Goal -
Repeat the whole of the data, keeping every detail the same.

-- start of Data provided --

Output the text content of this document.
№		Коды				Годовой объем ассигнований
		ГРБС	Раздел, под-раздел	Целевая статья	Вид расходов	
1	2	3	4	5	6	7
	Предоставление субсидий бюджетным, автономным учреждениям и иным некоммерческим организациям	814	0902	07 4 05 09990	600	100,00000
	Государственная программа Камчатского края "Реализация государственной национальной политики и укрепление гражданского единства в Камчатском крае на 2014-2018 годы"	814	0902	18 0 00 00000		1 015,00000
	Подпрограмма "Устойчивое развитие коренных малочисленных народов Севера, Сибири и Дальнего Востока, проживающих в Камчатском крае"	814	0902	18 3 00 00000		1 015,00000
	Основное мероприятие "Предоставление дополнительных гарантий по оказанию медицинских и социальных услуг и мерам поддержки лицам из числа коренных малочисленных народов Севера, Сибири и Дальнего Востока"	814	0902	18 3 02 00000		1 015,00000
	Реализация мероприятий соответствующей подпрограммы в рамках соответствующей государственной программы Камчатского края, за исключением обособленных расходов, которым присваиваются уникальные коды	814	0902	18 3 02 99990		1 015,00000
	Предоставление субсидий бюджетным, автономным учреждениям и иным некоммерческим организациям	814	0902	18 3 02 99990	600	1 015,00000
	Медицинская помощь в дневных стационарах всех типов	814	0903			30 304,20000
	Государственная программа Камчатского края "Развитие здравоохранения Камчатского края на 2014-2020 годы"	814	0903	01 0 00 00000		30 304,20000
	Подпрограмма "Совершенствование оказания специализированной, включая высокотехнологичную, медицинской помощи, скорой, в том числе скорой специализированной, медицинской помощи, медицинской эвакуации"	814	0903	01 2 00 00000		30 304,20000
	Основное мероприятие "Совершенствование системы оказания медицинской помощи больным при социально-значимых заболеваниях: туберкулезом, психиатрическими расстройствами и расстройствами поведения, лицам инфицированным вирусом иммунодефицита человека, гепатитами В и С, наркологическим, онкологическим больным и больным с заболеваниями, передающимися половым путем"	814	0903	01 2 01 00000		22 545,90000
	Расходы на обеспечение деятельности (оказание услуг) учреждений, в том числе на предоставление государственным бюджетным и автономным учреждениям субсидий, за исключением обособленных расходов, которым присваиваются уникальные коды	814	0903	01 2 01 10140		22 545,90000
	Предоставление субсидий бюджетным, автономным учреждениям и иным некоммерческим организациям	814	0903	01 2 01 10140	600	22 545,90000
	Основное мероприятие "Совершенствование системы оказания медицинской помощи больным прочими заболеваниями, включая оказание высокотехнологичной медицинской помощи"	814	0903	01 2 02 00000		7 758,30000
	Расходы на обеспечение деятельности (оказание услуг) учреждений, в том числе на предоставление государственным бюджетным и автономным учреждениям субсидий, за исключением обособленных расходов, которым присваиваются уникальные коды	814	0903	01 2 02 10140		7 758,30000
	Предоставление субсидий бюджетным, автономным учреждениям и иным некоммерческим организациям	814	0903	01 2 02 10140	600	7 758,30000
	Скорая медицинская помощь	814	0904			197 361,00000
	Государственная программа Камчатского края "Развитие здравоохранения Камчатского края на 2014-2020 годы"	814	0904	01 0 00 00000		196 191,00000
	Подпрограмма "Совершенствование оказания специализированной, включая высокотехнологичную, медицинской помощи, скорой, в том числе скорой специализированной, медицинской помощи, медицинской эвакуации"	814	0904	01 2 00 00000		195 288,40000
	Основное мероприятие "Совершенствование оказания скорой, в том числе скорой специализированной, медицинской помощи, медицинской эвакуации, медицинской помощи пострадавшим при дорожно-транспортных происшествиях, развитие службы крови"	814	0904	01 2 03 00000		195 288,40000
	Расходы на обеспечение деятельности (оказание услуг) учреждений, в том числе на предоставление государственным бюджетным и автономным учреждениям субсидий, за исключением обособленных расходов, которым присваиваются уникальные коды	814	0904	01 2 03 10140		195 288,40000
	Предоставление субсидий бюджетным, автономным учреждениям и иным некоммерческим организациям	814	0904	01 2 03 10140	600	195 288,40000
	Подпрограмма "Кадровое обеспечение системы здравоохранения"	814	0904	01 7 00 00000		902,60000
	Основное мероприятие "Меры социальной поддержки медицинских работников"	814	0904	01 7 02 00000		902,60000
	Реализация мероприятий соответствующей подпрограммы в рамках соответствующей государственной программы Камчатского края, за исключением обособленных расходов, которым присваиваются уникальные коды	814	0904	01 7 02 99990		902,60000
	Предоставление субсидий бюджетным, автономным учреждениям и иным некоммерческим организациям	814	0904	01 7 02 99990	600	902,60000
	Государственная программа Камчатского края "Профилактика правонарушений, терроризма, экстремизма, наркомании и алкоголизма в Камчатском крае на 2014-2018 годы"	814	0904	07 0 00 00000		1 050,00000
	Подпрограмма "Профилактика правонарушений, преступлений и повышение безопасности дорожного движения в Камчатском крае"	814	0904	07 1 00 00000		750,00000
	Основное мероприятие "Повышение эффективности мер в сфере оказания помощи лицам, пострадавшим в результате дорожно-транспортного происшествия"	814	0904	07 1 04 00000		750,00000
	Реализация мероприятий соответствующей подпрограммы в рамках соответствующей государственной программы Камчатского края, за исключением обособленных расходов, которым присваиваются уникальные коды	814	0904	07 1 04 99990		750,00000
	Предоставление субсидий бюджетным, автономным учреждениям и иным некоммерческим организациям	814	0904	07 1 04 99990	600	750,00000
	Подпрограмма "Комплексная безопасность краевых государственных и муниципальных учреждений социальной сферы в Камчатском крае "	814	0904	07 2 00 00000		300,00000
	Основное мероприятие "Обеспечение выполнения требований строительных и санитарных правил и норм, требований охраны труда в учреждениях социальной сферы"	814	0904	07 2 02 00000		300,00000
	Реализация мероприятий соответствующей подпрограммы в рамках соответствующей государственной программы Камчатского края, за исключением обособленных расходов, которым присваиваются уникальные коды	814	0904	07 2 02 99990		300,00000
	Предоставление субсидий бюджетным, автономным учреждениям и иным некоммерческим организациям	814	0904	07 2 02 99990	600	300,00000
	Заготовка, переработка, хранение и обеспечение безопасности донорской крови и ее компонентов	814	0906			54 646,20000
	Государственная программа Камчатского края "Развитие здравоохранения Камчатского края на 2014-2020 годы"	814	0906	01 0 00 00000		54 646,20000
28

-- end of Data provided --

Completed task -
Output the text content of this document.
№		Коды				Годовой объем ассигнований
		ГРБС	Раздел, под-раздел	Целевая статья	Вид расходов	
1	2	3	4	5	6	7
	Предоставление субсидий бюджетным, автономным учреждениям и иным некоммерческим организациям	814	0902	07 4 05 09990	600	100,00000
	Государственная программа Камчатского края "Реализация государственной национальной политики и укрепление гражданского единства в Камчатском крае на 2014-2018 годы"	814	0902	18 0 00 00000		1 015,00000
	Подпрограмма "Устойчивое развитие коренных малочисленных народов Севера, Сибири и Дальнего Востока, проживающих в Камчатском крае"	814	0902	18 3 00 00000		1 015,00000
	Основное мероприятие "Предоставление дополнительных гарантий по оказанию медицинских и социальных услуг и мерам поддержки лицам из числа коренных малочисленных народов Севера, Сибири и Дальнего Востока"	814	0902	18 3 02 00000		1 015,00000
	Реализация мероприятий соответствующей подпрограммы в рамках соответствующей государственной программы Камчатского края, за исключением обособленных расходов, которым присваиваются уникальные коды	814	0902	18 3 02 99990		1 015,00000
	Предоставление субсидий бюджетным, автономным учреждениям и иным некоммерческим организациям	814	0902	18 3 02 99990	600	1 015,00000
	Медицинская помощь в дневных стационарах всех типов	814	0903			30 304,20000
	Государственная программа Камчатского края "Развитие здравоохранения Камчатского края на 2014-2020 годы"	814	0903	01 0 00 00000		30 304,20000
	Подпрограмма "Совершенствование оказания специализированной, включая высокотехнологичную, медицинской помощи, скорой, в том числе скорой специализированной, медицинской помощи, медицинской эвакуации"	814	0903	01 2 00 00000		30 304,20000
	Основное мероприятие "Совершенствование системы оказания медицинской помощи больным при социально-значимых заболеваниях: туберкулезом, психиатрическими расстройствами и расстройствами поведения, лицам инфицированным вирусом иммунодефицита человека, гепатитами В и С, наркологическим, онкологическим больным и больным с заболеваниями, передающимися половым путем"	814	0903	01 2 01 00000		22 545,90000
	Расходы на обеспечение деятельности (оказание услуг) учреждений, в том числе на предоставление государственным бюджетным и автономным учреждениям субсидий, за исключением обособленных расходов, которым присваиваются уникальные коды	814	0903	01 2 01 10140		22 545,90000
	Предоставление субсидий бюджетным, автономным учреждениям и иным некоммерческим организациям	814	0903	01 2 01 10140	600	22 545,90000
	Основное мероприятие "Совершенствование системы оказания медицинской помощи больным прочими заболеваниями, включая оказание высокотехнологичной медицинской помощи"	814	0903	01 2 02 00000		7 758,30000
	Расходы на обеспечение деятельности (оказание услуг) учреждений, в том числе на предоставление государственным бюджетным и автономным учреждениям субсидий, за исключением обособленных расходов, которым присваиваются уникальные коды	814	0903	01 2 02 10140		7 758,30000
	Предоставление субсидий бюджетным, автономным учреждениям и иным некоммерческим организациям	814	0903	01 2 02 10140	600	7 758,30000
	Скорая медицинская помощь	814	0904			197 361,00000
	Государственная программа Камчатского края "Развитие здравоохранения Камчатского края на 2014-2020 годы"	814	0904	01 0 00 00000		196 191,00000
	Подпрограмма "Совершенствование оказания специализированной, включая высокотехнологичную, медицинской помощи, скорой, в том числе скорой специализированной, медицинской помощи, медицинской эвакуации"	814	0904	01 2 00 00000		195 288,40000
	Основное мероприятие "Совершенствование оказания скорой, в том числе скорой специализированной, медицинской помощи, медицинской эвакуации, медицинской помощи пострадавшим при дорожно-транспортных происшествиях, развитие службы крови"	814	0904	01 2 03 00000		195 288,40000
	Расходы на обеспечение деятельности (оказание услуг) учреждений, в том числе на предоставление государственным бюджетным и автономным учреждениям субсидий, за исключением обособленных расходов, которым присваиваются уникальные коды	814	0904	01 2 03 10140		195 288,40000
	Предоставление субсидий бюджетным, автономным учреждениям и иным некоммерческим организациям	814	0904	01 2 03 10140	600	195 288,40000
	Подпрограмма "Кадровое обеспечение системы здравоохранения"	814	0904	01 7 00 00000		902,60000
	Основное мероприятие "Меры социальной поддержки медицинских работников"	814	0904	01 7 02 00000		902,60000
	Реализация мероприятий соответствующей подпрограммы в рамках соответствующей государственной программы Камчатского края, за исключением обособленных расходов, которым присваиваются уникальные коды	814	0904	01 7 02 99990		902,60000
	Предоставление субсидий бюджетным, автономным учреждениям и иным некоммерческим организациям	814	0904	01 7 02 99990	600	902,60000
	Государственная программа Камчатского края "Профилактика правонарушений, терроризма, экстремизма, наркомании и алкоголизма в Камчатском крае на 2014-2018 годы"	814	0904	07 0 00 00000		1 050,00000
	Подпрограмма "Профилактика правонарушений, преступлений и повышение безопасности дорожного движения в Камчатском крае"	814	0904	07 1 00 00000		750,00000
	Основное мероприятие "Повышение эффективности мер в сфере оказания помощи лицам, пострадавшим в результате дорожно-транспортного происшествия"	814	0904	07 1 04 00000		750,00000
	Реализация мероприятий соответствующей подпрограммы в рамках соответствующей государственной программы Камчатского края, за исключением обособленных расходов, которым присваиваются уникальные коды	814	0904	07 1 04 99990		750,00000
	Предоставление субсидий бюджетным, автономным учреждениям и иным некоммерческим организациям	814	0904	07 1 04 99990	600	750,00000
	Подпрограмма "Комплексная безопасность краевых государственных и муниципальных учреждений социальной сферы в Камчатском крае "	814	0904	07 2 00 00000		300,00000
	Основное мероприятие "Обеспечение выполнения требований строительных и санитарных правил и норм, требований охраны труда в учреждениях социальной сферы"	814	0904	07 2 02 00000		300,00000
	Реализация мероприятий соответствующей подпрограммы в рамках соответствующей государственной программы Камчатского края, за исключением обособленных расходов, которым присваиваются уникальные коды	814	0904	07 2 02 99990		300,00000
	Предоставление субсидий бюджетным, автономным учреждениям и иным некоммерческим организациям	814	0904	07 2 02 99990	600	300,00000
	Заготовка, переработка, хранение и обеспечение безопасности донорской крови и ее компонентов	814	0906			54 646,20000
	Государственная программа Камчатского края "Развитие здравоохранения Камчатского края на 2014-2020 годы"	814	0906	01 0 00 00000		54 646,20000
28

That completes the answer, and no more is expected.